Wednesday, Dec 06, 2006 at 16:33
Ok, some tips then:
- check the runout of the locker flange before you bolt on the ring gear. Runout ought to be within 0.05 mm or so. Check the ring gear too and try to locate the high spots so they cancel. Then when it's assembled check the runout on the back of the ring gear is within 0.05 mm. You might have to rotate the ring gear to another location...try to get the runout under 0.05.
- if the diff is at all old change the pinion bearings and put in a genuine Toyota pinion seal. You'll need to make up something to hold the pinion flange and a 1 m breaker bar. Be very careful when setting the pinion preload. Do it tiny little bit by tiny little bit once the slack is taken up.
- use new carrier bearings unless you've got proper carrier bearing removal tools (you wouldn't be asking if you did!).
- you can use a pin spanner from your angle grinder or make something up to crank down the big adjuster nuts. Forget what the manual says and crank up the preload. You don't want the diff centre shifting sideways under load and opening up the backlash setting. I did
mine to the manual first time and when I tore it down later for inspection noticed that the bearings had not worn to the full width of the rollers on the non-load side.

> _YOUR TASKS_
**a)** What runout limit do the differential rebuilding tips give for the locker flange?
**b)** Continue the differential rebuilding tips after their final sentence.
The entries after this text are separate material.

> _GIVEN RECORDS_
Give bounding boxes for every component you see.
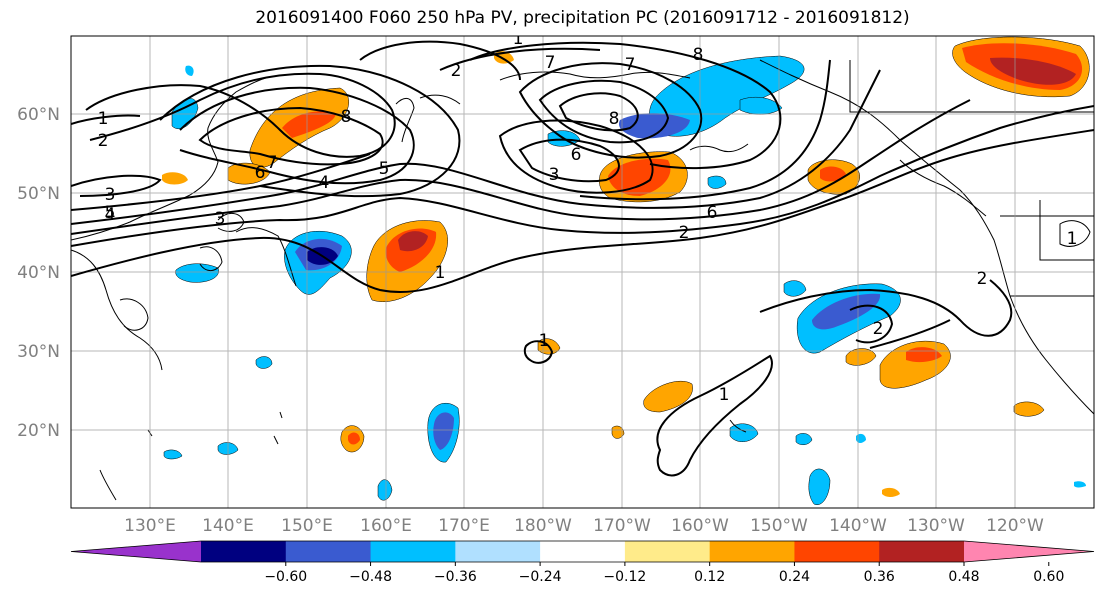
---
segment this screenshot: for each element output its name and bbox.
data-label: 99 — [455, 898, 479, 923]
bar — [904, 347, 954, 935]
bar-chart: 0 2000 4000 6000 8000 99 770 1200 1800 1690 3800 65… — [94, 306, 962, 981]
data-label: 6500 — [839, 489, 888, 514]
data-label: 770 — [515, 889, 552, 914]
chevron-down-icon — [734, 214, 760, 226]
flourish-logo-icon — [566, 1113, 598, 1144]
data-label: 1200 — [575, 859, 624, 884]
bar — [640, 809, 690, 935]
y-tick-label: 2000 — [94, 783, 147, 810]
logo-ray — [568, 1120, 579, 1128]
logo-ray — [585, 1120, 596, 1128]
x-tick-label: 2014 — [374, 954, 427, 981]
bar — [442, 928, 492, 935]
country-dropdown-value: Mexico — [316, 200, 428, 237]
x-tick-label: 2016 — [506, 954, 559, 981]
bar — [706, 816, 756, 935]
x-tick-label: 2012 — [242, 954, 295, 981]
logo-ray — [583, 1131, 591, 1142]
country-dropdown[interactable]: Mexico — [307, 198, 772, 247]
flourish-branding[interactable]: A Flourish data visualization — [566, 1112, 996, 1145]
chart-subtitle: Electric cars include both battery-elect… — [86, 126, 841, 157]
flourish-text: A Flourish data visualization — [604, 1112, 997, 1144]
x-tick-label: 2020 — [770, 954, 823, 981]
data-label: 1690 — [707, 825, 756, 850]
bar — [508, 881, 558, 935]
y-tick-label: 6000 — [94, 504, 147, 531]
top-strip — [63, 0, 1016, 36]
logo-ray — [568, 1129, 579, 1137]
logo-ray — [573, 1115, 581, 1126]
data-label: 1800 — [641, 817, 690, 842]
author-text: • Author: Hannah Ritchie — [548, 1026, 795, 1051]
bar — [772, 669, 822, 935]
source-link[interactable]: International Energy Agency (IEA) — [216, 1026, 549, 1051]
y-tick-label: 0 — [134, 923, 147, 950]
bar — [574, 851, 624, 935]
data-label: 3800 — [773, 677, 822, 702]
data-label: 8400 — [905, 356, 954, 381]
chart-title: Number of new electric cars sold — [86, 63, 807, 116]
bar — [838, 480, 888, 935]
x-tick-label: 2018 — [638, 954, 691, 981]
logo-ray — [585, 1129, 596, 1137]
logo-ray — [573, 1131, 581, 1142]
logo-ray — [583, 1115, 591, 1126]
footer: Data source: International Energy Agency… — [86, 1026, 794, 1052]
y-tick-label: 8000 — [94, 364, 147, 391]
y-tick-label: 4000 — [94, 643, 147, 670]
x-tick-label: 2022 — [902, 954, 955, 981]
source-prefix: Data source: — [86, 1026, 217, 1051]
...
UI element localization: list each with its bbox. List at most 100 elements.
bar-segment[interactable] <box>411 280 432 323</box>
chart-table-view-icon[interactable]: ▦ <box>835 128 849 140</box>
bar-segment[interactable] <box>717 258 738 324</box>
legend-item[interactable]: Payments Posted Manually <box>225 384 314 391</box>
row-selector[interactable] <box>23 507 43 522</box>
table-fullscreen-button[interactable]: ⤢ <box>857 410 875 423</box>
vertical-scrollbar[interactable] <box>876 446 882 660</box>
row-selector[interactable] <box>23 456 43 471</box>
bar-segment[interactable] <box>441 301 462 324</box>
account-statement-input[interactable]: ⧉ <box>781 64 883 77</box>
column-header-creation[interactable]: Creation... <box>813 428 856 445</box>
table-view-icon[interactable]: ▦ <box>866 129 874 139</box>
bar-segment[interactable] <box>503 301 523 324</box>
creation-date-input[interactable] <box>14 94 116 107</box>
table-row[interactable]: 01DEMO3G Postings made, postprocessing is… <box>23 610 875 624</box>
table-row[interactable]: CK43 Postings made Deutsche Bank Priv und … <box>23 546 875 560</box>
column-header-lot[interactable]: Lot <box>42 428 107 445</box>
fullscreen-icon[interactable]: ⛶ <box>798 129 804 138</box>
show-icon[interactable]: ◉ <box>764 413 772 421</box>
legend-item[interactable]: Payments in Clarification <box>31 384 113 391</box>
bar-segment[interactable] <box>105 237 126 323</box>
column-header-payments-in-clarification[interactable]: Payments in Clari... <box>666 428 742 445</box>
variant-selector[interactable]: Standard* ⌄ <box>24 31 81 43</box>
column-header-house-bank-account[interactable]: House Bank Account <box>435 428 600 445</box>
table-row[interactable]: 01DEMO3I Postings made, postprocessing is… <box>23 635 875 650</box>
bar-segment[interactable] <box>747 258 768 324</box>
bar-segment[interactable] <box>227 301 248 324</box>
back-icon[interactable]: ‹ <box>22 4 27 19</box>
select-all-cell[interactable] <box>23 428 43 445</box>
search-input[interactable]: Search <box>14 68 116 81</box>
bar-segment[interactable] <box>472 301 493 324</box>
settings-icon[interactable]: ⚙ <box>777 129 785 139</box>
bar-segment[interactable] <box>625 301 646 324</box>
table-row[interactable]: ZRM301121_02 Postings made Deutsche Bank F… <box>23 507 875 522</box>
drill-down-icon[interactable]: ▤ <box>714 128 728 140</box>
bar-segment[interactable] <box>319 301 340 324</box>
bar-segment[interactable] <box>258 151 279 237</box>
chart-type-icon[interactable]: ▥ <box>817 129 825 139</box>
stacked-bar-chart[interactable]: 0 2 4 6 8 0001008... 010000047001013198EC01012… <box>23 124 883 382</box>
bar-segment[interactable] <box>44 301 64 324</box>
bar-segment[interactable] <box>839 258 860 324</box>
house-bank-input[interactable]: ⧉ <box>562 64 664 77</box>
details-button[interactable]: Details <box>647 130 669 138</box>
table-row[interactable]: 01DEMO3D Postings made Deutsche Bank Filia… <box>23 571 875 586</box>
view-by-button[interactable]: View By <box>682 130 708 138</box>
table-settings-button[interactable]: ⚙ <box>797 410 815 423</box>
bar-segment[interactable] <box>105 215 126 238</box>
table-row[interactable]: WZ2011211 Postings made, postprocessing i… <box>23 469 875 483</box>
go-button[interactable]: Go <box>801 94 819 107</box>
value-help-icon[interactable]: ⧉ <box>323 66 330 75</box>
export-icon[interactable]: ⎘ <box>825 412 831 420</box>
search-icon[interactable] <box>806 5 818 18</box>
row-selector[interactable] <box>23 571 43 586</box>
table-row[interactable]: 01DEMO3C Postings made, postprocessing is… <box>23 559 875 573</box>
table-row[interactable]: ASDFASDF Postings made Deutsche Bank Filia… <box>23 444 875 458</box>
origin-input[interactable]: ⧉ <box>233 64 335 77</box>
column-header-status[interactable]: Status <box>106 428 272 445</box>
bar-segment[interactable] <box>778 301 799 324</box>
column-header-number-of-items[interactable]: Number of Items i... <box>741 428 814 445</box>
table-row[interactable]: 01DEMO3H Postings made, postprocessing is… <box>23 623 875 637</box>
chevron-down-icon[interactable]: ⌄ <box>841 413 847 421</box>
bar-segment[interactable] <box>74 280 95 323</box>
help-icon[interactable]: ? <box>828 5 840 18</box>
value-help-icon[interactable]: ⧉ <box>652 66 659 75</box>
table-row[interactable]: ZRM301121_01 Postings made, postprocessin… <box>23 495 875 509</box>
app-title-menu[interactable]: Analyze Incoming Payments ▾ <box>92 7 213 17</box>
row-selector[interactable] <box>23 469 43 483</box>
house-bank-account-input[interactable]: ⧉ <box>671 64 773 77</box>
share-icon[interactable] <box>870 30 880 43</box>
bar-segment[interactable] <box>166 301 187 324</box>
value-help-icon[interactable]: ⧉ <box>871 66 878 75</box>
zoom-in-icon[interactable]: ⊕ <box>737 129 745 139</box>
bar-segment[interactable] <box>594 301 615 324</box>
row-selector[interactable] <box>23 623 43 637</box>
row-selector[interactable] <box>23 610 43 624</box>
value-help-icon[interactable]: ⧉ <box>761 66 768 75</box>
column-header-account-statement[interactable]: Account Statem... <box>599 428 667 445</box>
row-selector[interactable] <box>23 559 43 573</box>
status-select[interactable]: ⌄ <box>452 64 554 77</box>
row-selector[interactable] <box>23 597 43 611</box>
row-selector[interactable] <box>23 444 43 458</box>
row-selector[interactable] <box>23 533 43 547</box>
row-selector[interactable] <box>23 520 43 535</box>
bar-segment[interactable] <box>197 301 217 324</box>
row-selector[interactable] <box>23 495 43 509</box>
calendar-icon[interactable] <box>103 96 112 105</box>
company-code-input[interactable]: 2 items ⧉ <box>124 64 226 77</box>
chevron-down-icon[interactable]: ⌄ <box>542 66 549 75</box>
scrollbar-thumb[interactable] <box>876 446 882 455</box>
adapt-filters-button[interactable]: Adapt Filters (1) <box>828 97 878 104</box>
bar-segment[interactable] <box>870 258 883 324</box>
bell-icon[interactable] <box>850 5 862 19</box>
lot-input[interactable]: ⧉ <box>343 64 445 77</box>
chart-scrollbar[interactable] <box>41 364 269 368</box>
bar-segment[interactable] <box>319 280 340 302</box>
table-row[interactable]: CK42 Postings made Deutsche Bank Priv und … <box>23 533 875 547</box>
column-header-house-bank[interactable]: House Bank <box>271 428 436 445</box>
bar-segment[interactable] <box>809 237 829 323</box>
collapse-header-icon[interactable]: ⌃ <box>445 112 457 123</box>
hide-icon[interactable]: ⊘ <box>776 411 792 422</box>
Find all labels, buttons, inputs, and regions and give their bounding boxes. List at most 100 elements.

> _PER-TASK OUTPUTS_
**a)** Within about 0.05 mm.

**b)**
- backlash should vary at most by about 0.05 mm at any point.
- check the contact pattern with gear marking compound or engineer's blue. If the diff is at all old the coast side will give the more reliable pattern. The drive side will probably be concentrated at the root of the ring/top of the pinion due to flex of the gears under load. The pinion height should be ok so if you've set the backlash to spec you're really only double-checking all is
well.
- check there are no leaks before reinstallation!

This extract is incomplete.